◆ **Required work**
Exact repetition is required: output every record in full.
=====
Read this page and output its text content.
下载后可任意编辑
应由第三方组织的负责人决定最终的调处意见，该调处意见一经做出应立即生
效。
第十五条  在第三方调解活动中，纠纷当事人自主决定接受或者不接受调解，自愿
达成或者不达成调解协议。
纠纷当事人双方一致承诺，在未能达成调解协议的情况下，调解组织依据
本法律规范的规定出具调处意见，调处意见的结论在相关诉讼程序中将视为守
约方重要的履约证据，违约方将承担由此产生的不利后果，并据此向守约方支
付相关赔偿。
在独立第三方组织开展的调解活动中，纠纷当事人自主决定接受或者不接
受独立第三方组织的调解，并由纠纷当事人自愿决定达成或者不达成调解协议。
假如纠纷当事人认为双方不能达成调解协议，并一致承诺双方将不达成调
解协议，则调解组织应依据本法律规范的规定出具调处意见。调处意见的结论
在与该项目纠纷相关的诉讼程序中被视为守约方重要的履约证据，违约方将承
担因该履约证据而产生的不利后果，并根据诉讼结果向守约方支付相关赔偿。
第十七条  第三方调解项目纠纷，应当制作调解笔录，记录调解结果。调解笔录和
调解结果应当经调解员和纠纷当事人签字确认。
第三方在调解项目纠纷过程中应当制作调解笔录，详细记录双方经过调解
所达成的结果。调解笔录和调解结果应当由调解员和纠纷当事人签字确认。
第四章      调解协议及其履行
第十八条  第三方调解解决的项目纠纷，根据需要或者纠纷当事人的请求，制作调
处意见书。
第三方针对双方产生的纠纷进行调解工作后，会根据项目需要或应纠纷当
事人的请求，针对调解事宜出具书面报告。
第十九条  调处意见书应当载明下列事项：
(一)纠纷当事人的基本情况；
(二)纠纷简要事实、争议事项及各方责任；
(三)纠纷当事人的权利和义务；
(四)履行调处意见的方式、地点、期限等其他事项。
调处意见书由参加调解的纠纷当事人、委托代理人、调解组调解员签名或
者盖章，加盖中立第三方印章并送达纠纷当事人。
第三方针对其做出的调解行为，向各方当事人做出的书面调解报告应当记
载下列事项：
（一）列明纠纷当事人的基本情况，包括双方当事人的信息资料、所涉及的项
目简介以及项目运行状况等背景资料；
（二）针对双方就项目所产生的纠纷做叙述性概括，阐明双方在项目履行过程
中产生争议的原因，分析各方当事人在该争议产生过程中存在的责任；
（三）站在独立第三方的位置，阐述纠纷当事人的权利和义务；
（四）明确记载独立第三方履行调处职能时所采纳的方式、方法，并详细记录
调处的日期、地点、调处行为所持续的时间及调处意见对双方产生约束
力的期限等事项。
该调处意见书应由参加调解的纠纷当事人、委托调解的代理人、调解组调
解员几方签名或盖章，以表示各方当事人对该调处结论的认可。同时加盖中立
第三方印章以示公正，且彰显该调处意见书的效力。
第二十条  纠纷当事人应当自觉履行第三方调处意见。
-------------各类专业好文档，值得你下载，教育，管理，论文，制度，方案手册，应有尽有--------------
=====
◆ **Task solution**
Read this page and output its text content.
下载后可任意编辑
应由第三方组织的负责人决定最终的调处意见，该调处意见一经做出应立即生
效。
第十五条  在第三方调解活动中，纠纷当事人自主决定接受或者不接受调解，自愿
达成或者不达成调解协议。
纠纷当事人双方一致承诺，在未能达成调解协议的情况下，调解组织依据
本法律规范的规定出具调处意见，调处意见的结论在相关诉讼程序中将视为守
约方重要的履约证据，违约方将承担由此产生的不利后果，并据此向守约方支
付相关赔偿。
在独立第三方组织开展的调解活动中，纠纷当事人自主决定接受或者不接
受独立第三方组织的调解，并由纠纷当事人自愿决定达成或者不达成调解协议。
假如纠纷当事人认为双方不能达成调解协议，并一致承诺双方将不达成调
解协议，则调解组织应依据本法律规范的规定出具调处意见。调处意见的结论
在与该项目纠纷相关的诉讼程序中被视为守约方重要的履约证据，违约方将承
担因该履约证据而产生的不利后果，并根据诉讼结果向守约方支付相关赔偿。
第十七条  第三方调解项目纠纷，应当制作调解笔录，记录调解结果。调解笔录和
调解结果应当经调解员和纠纷当事人签字确认。
第三方在调解项目纠纷过程中应当制作调解笔录，详细记录双方经过调解
所达成的结果。调解笔录和调解结果应当由调解员和纠纷当事人签字确认。
第四章      调解协议及其履行
第十八条  第三方调解解决的项目纠纷，根据需要或者纠纷当事人的请求，制作调
处意见书。
第三方针对双方产生的纠纷进行调解工作后，会根据项目需要或应纠纷当
事人的请求，针对调解事宜出具书面报告。
第十九条  调处意见书应当载明下列事项：
(一)纠纷当事人的基本情况；
(二)纠纷简要事实、争议事项及各方责任；
(三)纠纷当事人的权利和义务；
(四)履行调处意见的方式、地点、期限等其他事项。
调处意见书由参加调解的纠纷当事人、委托代理人、调解组调解员签名或
者盖章，加盖中立第三方印章并送达纠纷当事人。
第三方针对其做出的调解行为，向各方当事人做出的书面调解报告应当记
载下列事项：
（一）列明纠纷当事人的基本情况，包括双方当事人的信息资料、所涉及的项
目简介以及项目运行状况等背景资料；
（二）针对双方就项目所产生的纠纷做叙述性概括，阐明双方在项目履行过程
中产生争议的原因，分析各方当事人在该争议产生过程中存在的责任；
（三）站在独立第三方的位置，阐述纠纷当事人的权利和义务；
（四）明确记载独立第三方履行调处职能时所采纳的方式、方法，并详细记录
调处的日期、地点、调处行为所持续的时间及调处意见对双方产生约束
力的期限等事项。
该调处意见书应由参加调解的纠纷当事人、委托调解的代理人、调解组调
解员几方签名或盖章，以表示各方当事人对该调处结论的认可。同时加盖中立
第三方印章以示公正，且彰显该调处意见书的效力。
第二十条  纠纷当事人应当自觉履行第三方调处意见。
-------------各类专业好文档，值得你下载，教育，管理，论文，制度，方案手册，应有尽有--------------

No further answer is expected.